■ **GOAL**
Pick up the Cimarron solar facility press release right after its last sentence and keep writing it.

■ **TEXT TO READ**
--------------------

Southern Company and Ted Turner Energize Cimarron Solar Facility

/PRNewswire/ -- The clean and plentiful sunshine of New Mexico is now producing electricity for some 9,000 homes as the Cimarron Solar Facility has begun commercial operation. At 30 megawatts, Cimarron is among the nation's largest solar photovoltaic plants.

The facility is the first resulting from the partnership between Southern Company (NYSE: SO) and Ted Turner and will supply power to the member electric cooperatives of Denver-based Tri-State Generation and Transmission Association. Tempe, Ariz.-based First Solar, Inc., (Nasdaq: FSLR) developed and constructed the facility and will provide operation and maintenance services under a long-term contract.

"This is a key milestone for Southern Company as we steadily incorporate more renewables into our energy portfolio," said Southern Company Chairman, President and CEO Tom Fanning. "Renewables, along with new nuclear, increased energy efficiency, 21st century coal technology and additional natural gas, all will be crucial to meeting this nation's growing energy demand."

Fanning also noted that New Mexico, with its abundant solar resources, was an ideal location to establish the company's first commercial-scale solar operation.

The 364-acre plant site is located within the service territory of Tri-State member system Springer Electric Cooperative in Colfax County, N.M., and is adjacent to Turner's Vermejo Park Ranch.

Southern Company and Turner Renewable Energy acquired the project from First Solar in March 2010. Turner Renewable Energy is a wholly owned subsidiary of Turner Enterprises with a focus on development of commercial-scale solar projects.

--------------------

■ **DATASET**
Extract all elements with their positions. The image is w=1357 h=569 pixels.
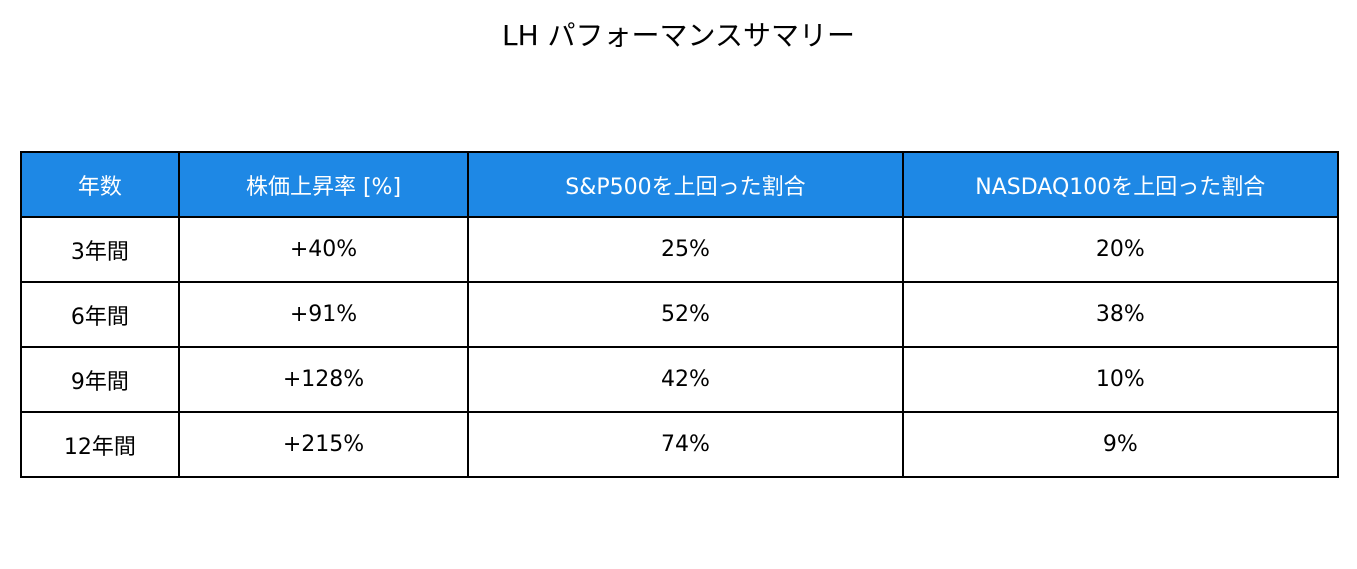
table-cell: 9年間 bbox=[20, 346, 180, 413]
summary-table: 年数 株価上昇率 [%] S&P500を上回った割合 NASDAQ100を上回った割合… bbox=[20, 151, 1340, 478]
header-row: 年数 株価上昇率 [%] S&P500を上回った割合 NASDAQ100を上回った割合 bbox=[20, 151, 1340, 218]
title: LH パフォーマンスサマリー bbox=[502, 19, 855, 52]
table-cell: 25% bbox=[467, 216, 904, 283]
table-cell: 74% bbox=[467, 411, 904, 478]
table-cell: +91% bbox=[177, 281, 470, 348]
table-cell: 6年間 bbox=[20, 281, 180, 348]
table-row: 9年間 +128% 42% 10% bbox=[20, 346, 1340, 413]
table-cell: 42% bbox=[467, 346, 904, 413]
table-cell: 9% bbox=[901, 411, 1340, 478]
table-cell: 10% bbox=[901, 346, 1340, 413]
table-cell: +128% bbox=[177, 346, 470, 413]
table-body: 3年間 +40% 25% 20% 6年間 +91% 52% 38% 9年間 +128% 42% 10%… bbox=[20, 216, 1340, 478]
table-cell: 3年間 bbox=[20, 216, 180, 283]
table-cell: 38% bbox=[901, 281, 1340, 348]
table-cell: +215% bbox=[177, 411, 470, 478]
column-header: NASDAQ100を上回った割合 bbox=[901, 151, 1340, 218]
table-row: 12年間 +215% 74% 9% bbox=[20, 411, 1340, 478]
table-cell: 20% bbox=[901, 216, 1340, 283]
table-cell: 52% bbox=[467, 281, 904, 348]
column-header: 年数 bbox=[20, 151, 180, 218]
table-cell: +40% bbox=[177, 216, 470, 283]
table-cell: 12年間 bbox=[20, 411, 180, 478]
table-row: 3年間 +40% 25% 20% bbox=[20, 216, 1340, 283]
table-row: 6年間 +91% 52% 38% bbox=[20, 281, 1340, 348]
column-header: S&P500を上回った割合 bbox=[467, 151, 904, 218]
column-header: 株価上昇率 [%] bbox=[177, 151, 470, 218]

--------------------

■ **WRITTEN ANSWER**
"We are very excited to see this project completed and producing clean solar energy to power homes and businesses in New Mexico," said Turner. "Large-scale solar generation is among the fastest growing energy sources in the world, and we're pleased that we can be a part of that growth."

Initially expected to go on line by the end of 2010, the facility was completed in eight months and began commercial operation in early December, nearly a month ahead of schedule. More than 300 workers were employed to construct the plant, which uses approximately 500,000 2'x 4' advanced thin film photovoltaic modules manufactured by First Solar.

"The Cimarron Solar Facility demonstrates First Solar's capabilities in utility scale projects," said Frank De Rosa, First Solar Senior Vice President of Project Development, North America. "Integrating technology, manufacturing, project development and engineering, procurement and construction expertise enables First Solar to be a leader in sustainable energy development."

Electricity generated by the plant will serve a 25-year power purchase agreement with Tri-State Generation and Transmission Association, a not-for-profit wholesale power supplier to 44 electric cooperatives serving 1.5 million consumers across Colorado, Nebraska, New Mexico and Wyoming. The project further expands Tri-State's focus on providing renewable generation for its members, as the association also announced late last year that its Kit Carson Windpower Project began commercial operation in eastern Colorado.

"The Cimarron Solar Facility is another example of our ability to harness and utilize the abundant natural resources that are available to us in the West," said Ken Anderson, Tri-State's executive vice president and general manager. "Working with our partners, we have made a significant technology investment in the rural communities we serve, while further diversifying Tri-State's renewable resource mix."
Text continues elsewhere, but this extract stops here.